:: SELECTION

Strategic plan actions addressed:

  • “Develop strategies for diversifying the university faculty and staff.” (ISP – We Embrace Equity and Social Justice)
  • “Provide training for academic leadership, faculty and staff on understanding diversity and creating an inclusive campus climate.” (DSP – Goal 2)

Key activities: 

  • By June 2022, develop and launch new professional development workshops for Student Affairs employees related to cultural humility and anti-racist practices.
  • By June 2022, implement an onboarding program for all newly hired Student Affairs staff, regardless of classification, that emphasizes EWU’s values and educates about implicit bias, inclusive communication, and the university’s connection with Indigenous nations in the Inland Northwest.
  • By June 2023, determine and communicate how Student Affairs staff evaluations in each unit will be tied to taking advantage of opportunities to attend campus, local, state, or national conferences and workshop sessions that address equity issues.

::::
:: INFORMATION SUPPLIED

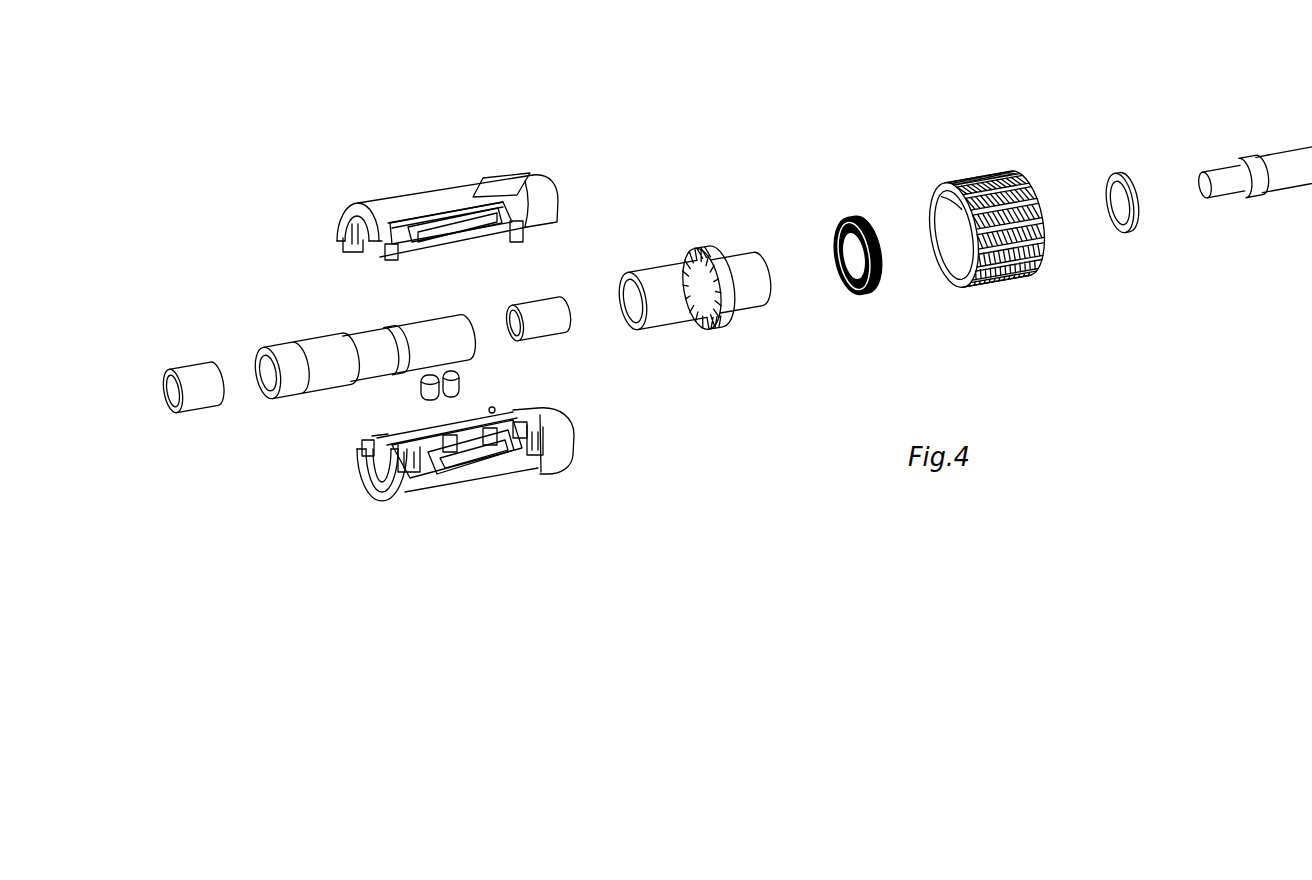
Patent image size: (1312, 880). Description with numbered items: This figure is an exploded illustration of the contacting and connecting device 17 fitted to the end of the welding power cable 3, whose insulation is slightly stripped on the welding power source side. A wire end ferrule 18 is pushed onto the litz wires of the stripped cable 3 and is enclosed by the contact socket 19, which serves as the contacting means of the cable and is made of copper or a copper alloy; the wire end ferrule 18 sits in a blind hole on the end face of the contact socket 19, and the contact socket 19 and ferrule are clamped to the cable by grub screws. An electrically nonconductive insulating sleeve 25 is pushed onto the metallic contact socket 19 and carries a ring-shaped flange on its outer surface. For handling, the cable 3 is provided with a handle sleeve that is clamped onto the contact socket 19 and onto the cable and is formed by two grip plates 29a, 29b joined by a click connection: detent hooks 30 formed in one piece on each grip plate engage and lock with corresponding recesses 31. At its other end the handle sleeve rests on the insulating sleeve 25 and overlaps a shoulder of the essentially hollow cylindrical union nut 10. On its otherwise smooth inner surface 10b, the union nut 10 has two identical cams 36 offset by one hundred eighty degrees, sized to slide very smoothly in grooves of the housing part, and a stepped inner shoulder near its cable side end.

::::

From the strategic plan excerpt, write out the passage starting at "Strategic plan actions" and ending at "and Social Justice)", word for word.

Strategic plan actions addressed:

  • “Develop strategies for diversifying the university faculty and staff.” (ISP – We Embrace Equity and Social Justice)